**REQUIREMENTS**: Your task is to copy the material exactly.

--- start of DATASET ENTRIES ---

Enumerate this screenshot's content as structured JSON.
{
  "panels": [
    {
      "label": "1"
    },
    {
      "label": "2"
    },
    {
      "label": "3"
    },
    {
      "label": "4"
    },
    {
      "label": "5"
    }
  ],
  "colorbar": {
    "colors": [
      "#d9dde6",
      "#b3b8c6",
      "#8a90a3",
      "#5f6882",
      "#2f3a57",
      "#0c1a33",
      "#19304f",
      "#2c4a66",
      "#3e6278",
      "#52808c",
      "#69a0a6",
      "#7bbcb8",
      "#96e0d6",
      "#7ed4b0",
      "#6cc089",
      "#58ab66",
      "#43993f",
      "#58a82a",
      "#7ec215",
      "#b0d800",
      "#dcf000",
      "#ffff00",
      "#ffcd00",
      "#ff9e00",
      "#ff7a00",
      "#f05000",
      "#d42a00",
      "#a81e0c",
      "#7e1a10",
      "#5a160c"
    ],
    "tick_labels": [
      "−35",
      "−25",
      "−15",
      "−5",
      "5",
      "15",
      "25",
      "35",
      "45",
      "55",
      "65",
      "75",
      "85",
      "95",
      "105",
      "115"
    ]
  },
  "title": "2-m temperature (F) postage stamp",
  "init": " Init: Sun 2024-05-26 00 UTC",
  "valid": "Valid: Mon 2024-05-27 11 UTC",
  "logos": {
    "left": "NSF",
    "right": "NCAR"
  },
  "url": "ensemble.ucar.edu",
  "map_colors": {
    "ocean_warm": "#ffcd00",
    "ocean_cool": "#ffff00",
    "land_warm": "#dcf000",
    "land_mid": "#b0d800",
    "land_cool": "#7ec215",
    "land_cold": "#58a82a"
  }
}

--- end of DATASET ENTRIES ---

**OUTPUT**:
Enumerate this screenshot's content as structured JSON.
{
  "panels": [
    {
      "label": "1"
    },
    {
      "label": "2"
    },
    {
      "label": "3"
    },
    {
      "label": "4"
    },
    {
      "label": "5"
    }
  ],
  "colorbar": {
    "colors": [
      "#d9dde6",
      "#b3b8c6",
      "#8a90a3",
      "#5f6882",
      "#2f3a57",
      "#0c1a33",
      "#19304f",
      "#2c4a66",
      "#3e6278",
      "#52808c",
      "#69a0a6",
      "#7bbcb8",
      "#96e0d6",
      "#7ed4b0",
      "#6cc089",
      "#58ab66",
      "#43993f",
      "#58a82a",
      "#7ec215",
      "#b0d800",
      "#dcf000",
      "#ffff00",
      "#ffcd00",
      "#ff9e00",
      "#ff7a00",
      "#f05000",
      "#d42a00",
      "#a81e0c",
      "#7e1a10",
      "#5a160c"
    ],
    "tick_labels": [
      "−35",
      "−25",
      "−15",
      "−5",
      "5",
      "15",
      "25",
      "35",
      "45",
      "55",
      "65",
      "75",
      "85",
      "95",
      "105",
      "115"
    ]
  },
  "title": "2-m temperature (F) postage stamp",
  "init": " Init: Sun 2024-05-26 00 UTC",
  "valid": "Valid: Mon 2024-05-27 11 UTC",
  "logos": {
    "left": "NSF",
    "right": "NCAR"
  },
  "url": "ensemble.ucar.edu",
  "map_colors": {
    "ocean_warm": "#ffcd00",
    "ocean_cool": "#ffff00",
    "land_warm": "#dcf000",
    "land_mid": "#b0d800",
    "land_cool": "#7ec215",
    "land_cold": "#58a82a"
  }
}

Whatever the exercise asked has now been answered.